AIM OF THE TASK: Each record below should be set down exactly.
- - - - - - -
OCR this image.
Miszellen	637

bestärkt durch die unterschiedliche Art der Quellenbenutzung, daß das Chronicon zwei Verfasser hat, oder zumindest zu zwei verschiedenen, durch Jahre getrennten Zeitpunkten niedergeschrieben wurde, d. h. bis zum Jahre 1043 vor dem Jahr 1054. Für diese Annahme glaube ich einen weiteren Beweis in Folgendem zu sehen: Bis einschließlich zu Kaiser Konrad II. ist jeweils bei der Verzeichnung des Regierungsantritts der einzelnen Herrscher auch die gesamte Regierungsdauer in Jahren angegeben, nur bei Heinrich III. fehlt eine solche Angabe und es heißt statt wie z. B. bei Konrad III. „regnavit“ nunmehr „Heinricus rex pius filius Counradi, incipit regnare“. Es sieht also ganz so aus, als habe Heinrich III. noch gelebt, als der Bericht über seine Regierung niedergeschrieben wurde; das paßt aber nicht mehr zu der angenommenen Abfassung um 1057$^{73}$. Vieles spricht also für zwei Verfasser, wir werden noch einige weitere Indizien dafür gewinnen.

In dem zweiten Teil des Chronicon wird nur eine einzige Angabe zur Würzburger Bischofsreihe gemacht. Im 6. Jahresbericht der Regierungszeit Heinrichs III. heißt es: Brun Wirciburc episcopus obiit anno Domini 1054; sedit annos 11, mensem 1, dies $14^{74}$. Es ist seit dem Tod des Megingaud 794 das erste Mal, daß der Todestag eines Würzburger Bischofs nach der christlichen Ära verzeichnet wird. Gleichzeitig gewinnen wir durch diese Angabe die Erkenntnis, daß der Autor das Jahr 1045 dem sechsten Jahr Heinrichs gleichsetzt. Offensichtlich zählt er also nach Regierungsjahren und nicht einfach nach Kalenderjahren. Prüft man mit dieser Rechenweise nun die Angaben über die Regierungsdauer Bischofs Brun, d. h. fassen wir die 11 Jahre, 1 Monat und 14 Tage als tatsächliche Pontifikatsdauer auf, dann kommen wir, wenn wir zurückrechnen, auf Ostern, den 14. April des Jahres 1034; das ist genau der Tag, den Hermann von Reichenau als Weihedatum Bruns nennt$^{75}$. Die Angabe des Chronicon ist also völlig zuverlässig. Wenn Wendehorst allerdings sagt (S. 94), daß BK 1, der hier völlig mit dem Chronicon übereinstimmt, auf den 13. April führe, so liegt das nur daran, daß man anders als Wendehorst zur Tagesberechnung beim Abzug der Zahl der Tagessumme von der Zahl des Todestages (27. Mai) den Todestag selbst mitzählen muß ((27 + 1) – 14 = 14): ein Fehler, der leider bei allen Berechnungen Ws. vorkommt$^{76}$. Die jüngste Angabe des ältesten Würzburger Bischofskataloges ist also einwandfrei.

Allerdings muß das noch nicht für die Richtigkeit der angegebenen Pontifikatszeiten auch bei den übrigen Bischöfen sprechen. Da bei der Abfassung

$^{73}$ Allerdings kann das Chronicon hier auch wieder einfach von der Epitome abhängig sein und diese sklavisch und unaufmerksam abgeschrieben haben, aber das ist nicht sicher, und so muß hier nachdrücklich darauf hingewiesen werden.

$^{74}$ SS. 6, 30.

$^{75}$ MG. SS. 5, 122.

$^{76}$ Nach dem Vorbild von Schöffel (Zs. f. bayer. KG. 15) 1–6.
- - - - - - -
RESPONSE FOR THIS EXERCISE:
OCR this image.
Miszellen	637

bestärkt durch die unterschiedliche Art der Quellenbenutzung, daß das Chronicon zwei Verfasser hat, oder zumindest zu zwei verschiedenen, durch Jahre getrennten Zeitpunkten niedergeschrieben wurde, d. h. bis zum Jahre 1043 vor dem Jahr 1054. Für diese Annahme glaube ich einen weiteren Beweis in Folgendem zu sehen: Bis einschließlich zu Kaiser Konrad II. ist jeweils bei der Verzeichnung des Regierungsantritts der einzelnen Herrscher auch die gesamte Regierungsdauer in Jahren angegeben, nur bei Heinrich III. fehlt eine solche Angabe und es heißt statt wie z. B. bei Konrad III. „regnavit“ nunmehr „Heinricus rex pius filius Counradi, incipit regnare“. Es sieht also ganz so aus, als habe Heinrich III. noch gelebt, als der Bericht über seine Regierung niedergeschrieben wurde; das paßt aber nicht mehr zu der angenommenen Abfassung um 1057$^{73}$. Vieles spricht also für zwei Verfasser, wir werden noch einige weitere Indizien dafür gewinnen.

In dem zweiten Teil des Chronicon wird nur eine einzige Angabe zur Würzburger Bischofsreihe gemacht. Im 6. Jahresbericht der Regierungszeit Heinrichs III. heißt es: Brun Wirciburc episcopus obiit anno Domini 1054; sedit annos 11, mensem 1, dies $14^{74}$. Es ist seit dem Tod des Megingaud 794 das erste Mal, daß der Todestag eines Würzburger Bischofs nach der christlichen Ära verzeichnet wird. Gleichzeitig gewinnen wir durch diese Angabe die Erkenntnis, daß der Autor das Jahr 1045 dem sechsten Jahr Heinrichs gleichsetzt. Offensichtlich zählt er also nach Regierungsjahren und nicht einfach nach Kalenderjahren. Prüft man mit dieser Rechenweise nun die Angaben über die Regierungsdauer Bischofs Brun, d. h. fassen wir die 11 Jahre, 1 Monat und 14 Tage als tatsächliche Pontifikatsdauer auf, dann kommen wir, wenn wir zurückrechnen, auf Ostern, den 14. April des Jahres 1034; das ist genau der Tag, den Hermann von Reichenau als Weihedatum Bruns nennt$^{75}$. Die Angabe des Chronicon ist also völlig zuverlässig. Wenn Wendehorst allerdings sagt (S. 94), daß BK 1, der hier völlig mit dem Chronicon übereinstimmt, auf den 13. April führe, so liegt das nur daran, daß man anders als Wendehorst zur Tagesberechnung beim Abzug der Zahl der Tagessumme von der Zahl des Todestages (27. Mai) den Todestag selbst mitzählen muß ((27 + 1) – 14 = 14): ein Fehler, der leider bei allen Berechnungen Ws. vorkommt$^{76}$. Die jüngste Angabe des ältesten Würzburger Bischofskataloges ist also einwandfrei.

Allerdings muß das noch nicht für die Richtigkeit der angegebenen Pontifikatszeiten auch bei den übrigen Bischöfen sprechen. Da bei der Abfassung

$^{73}$ Allerdings kann das Chronicon hier auch wieder einfach von der Epitome abhängig sein und diese sklavisch und unaufmerksam abgeschrieben haben, aber das ist nicht sicher, und so muß hier nachdrücklich darauf hingewiesen werden.

$^{74}$ SS. 6, 30.

$^{75}$ MG. SS. 5, 122.

$^{76}$ Nach dem Vorbild von Schöffel (Zs. f. bayer. KG. 15) 1–6.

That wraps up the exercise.